Below is some material; set it all down exactly, apart from the pictures.

+++++

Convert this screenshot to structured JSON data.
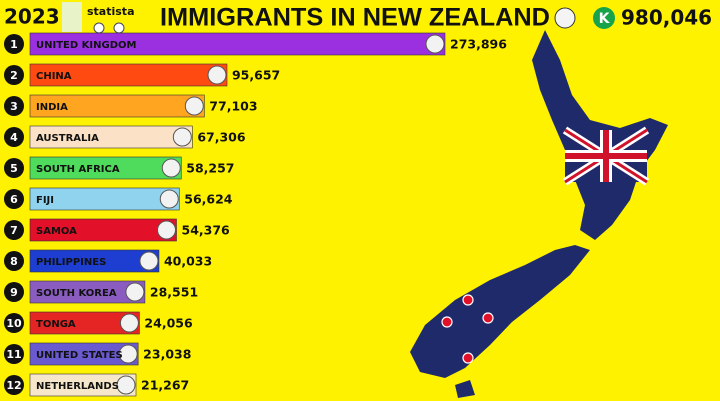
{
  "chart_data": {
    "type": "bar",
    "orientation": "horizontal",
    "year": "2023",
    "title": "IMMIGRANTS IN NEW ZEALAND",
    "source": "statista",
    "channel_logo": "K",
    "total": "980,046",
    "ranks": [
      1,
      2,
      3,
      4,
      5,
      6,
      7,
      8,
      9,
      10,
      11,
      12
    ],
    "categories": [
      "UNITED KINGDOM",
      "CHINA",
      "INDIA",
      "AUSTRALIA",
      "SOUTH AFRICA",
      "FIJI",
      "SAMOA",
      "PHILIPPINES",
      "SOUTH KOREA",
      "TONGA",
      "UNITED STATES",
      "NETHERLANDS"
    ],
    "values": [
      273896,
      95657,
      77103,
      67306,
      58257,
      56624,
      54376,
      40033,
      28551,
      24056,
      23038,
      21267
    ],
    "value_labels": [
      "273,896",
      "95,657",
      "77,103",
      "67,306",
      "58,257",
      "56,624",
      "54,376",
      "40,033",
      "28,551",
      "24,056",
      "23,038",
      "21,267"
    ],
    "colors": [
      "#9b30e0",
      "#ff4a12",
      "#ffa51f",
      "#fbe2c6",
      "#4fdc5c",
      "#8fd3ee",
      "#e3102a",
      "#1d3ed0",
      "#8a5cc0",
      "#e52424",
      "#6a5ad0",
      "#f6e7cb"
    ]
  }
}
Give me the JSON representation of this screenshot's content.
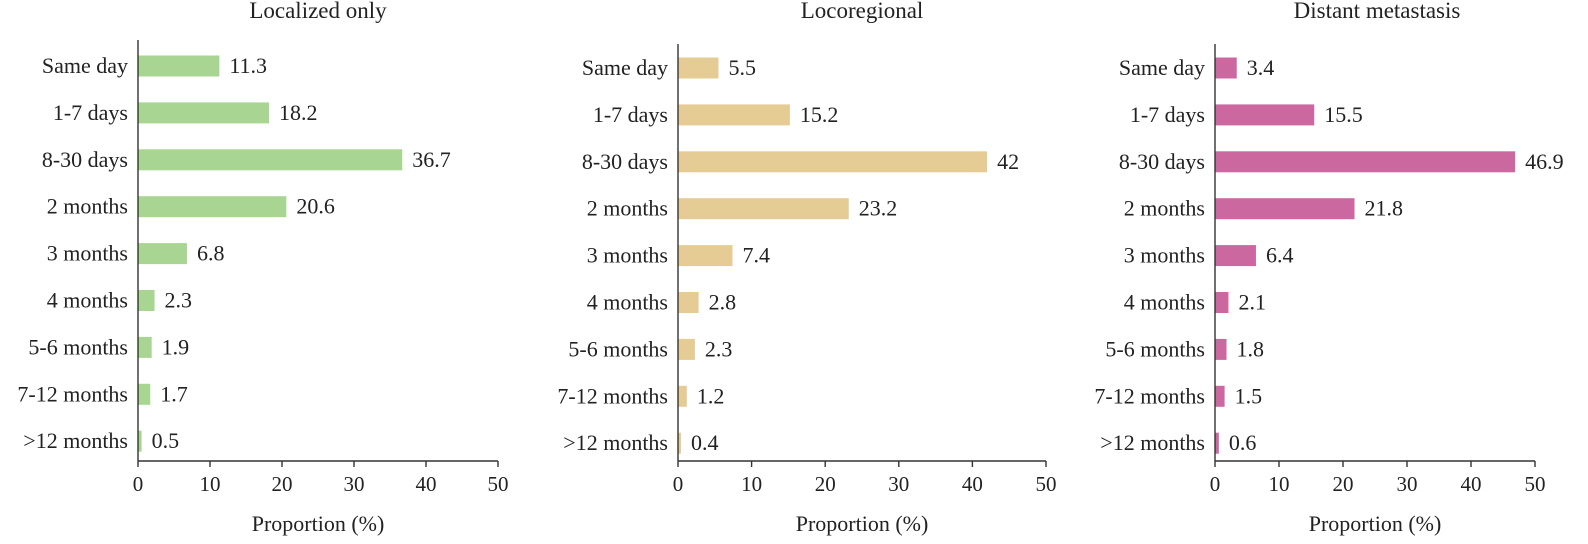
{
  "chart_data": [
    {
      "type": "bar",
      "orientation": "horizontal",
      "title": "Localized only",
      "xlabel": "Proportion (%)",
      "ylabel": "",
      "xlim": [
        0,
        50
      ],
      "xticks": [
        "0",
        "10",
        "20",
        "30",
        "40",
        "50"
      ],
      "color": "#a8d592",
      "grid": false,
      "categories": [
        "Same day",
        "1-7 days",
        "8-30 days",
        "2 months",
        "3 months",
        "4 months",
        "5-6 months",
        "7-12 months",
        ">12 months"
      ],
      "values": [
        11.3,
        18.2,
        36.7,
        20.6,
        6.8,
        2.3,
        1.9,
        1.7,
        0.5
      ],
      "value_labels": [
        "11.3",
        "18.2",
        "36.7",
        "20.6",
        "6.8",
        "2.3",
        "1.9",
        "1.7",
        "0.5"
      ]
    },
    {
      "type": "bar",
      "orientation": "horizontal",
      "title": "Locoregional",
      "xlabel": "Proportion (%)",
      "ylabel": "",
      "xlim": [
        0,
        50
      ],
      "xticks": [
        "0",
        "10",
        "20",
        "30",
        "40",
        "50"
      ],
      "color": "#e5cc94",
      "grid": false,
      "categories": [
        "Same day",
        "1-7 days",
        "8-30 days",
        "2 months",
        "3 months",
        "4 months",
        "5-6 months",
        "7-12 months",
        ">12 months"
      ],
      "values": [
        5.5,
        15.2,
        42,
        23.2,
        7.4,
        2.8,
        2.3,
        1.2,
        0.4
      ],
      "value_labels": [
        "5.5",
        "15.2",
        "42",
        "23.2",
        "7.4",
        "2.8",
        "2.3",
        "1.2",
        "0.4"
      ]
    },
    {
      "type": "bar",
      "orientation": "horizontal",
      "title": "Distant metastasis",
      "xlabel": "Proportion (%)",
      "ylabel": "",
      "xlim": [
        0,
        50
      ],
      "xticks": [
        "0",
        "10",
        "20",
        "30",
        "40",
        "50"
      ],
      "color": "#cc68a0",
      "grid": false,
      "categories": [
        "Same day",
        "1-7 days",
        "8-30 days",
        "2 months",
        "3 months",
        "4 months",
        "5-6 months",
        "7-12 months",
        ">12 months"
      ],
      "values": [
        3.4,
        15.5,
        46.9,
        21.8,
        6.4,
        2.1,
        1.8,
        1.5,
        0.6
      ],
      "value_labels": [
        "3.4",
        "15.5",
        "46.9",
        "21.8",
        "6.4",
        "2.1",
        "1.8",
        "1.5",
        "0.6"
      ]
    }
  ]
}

+++++

EXERCISE ANSWER ::
Convert this screenshot to structured JSON data.
{
  "chart_data": {
    "type": "bar",
    "orientation": "horizontal",
    "year": "2023",
    "title": "IMMIGRANTS IN NEW ZEALAND",
    "source": "statista",
    "channel_logo": "K",
    "total": "980,046",
    "ranks": [
      1,
      2,
      3,
      4,
      5,
      6,
      7,
      8,
      9,
      10,
      11,
      12
    ],
    "categories": [
      "UNITED KINGDOM",
      "CHINA",
      "INDIA",
      "AUSTRALIA",
      "SOUTH AFRICA",
      "FIJI",
      "SAMOA",
      "PHILIPPINES",
      "SOUTH KOREA",
      "TONGA",
      "UNITED STATES",
      "NETHERLANDS"
    ],
    "values": [
      273896,
      95657,
      77103,
      67306,
      58257,
      56624,
      54376,
      40033,
      28551,
      24056,
      23038,
      21267
    ],
    "value_labels": [
      "273,896",
      "95,657",
      "77,103",
      "67,306",
      "58,257",
      "56,624",
      "54,376",
      "40,033",
      "28,551",
      "24,056",
      "23,038",
      "21,267"
    ],
    "colors": [
      "#9b30e0",
      "#ff4a12",
      "#ffa51f",
      "#fbe2c6",
      "#4fdc5c",
      "#8fd3ee",
      "#e3102a",
      "#1d3ed0",
      "#8a5cc0",
      "#e52424",
      "#6a5ad0",
      "#f6e7cb"
    ]
  }
}
Give me the JSON representation of this screenshot's content.
{
  "chart_data": [
    {
      "type": "bar",
      "orientation": "horizontal",
      "title": "Localized only",
      "xlabel": "Proportion (%)",
      "ylabel": "",
      "xlim": [
        0,
        50
      ],
      "xticks": [
        "0",
        "10",
        "20",
        "30",
        "40",
        "50"
      ],
      "color": "#a8d592",
      "grid": false,
      "categories": [
        "Same day",
        "1-7 days",
        "8-30 days",
        "2 months",
        "3 months",
        "4 months",
        "5-6 months",
        "7-12 months",
        ">12 months"
      ],
      "values": [
        11.3,
        18.2,
        36.7,
        20.6,
        6.8,
        2.3,
        1.9,
        1.7,
        0.5
      ],
      "value_labels": [
        "11.3",
        "18.2",
        "36.7",
        "20.6",
        "6.8",
        "2.3",
        "1.9",
        "1.7",
        "0.5"
      ]
    },
    {
      "type": "bar",
      "orientation": "horizontal",
      "title": "Locoregional",
      "xlabel": "Proportion (%)",
      "ylabel": "",
      "xlim": [
        0,
        50
      ],
      "xticks": [
        "0",
        "10",
        "20",
        "30",
        "40",
        "50"
      ],
      "color": "#e5cc94",
      "grid": false,
      "categories": [
        "Same day",
        "1-7 days",
        "8-30 days",
        "2 months",
        "3 months",
        "4 months",
        "5-6 months",
        "7-12 months",
        ">12 months"
      ],
      "values": [
        5.5,
        15.2,
        42,
        23.2,
        7.4,
        2.8,
        2.3,
        1.2,
        0.4
      ],
      "value_labels": [
        "5.5",
        "15.2",
        "42",
        "23.2",
        "7.4",
        "2.8",
        "2.3",
        "1.2",
        "0.4"
      ]
    },
    {
      "type": "bar",
      "orientation": "horizontal",
      "title": "Distant metastasis",
      "xlabel": "Proportion (%)",
      "ylabel": "",
      "xlim": [
        0,
        50
      ],
      "xticks": [
        "0",
        "10",
        "20",
        "30",
        "40",
        "50"
      ],
      "color": "#cc68a0",
      "grid": false,
      "categories": [
        "Same day",
        "1-7 days",
        "8-30 days",
        "2 months",
        "3 months",
        "4 months",
        "5-6 months",
        "7-12 months",
        ">12 months"
      ],
      "values": [
        3.4,
        15.5,
        46.9,
        21.8,
        6.4,
        2.1,
        1.8,
        1.5,
        0.6
      ],
      "value_labels": [
        "3.4",
        "15.5",
        "46.9",
        "21.8",
        "6.4",
        "2.1",
        "1.8",
        "1.5",
        "0.6"
      ]
    }
  ]
}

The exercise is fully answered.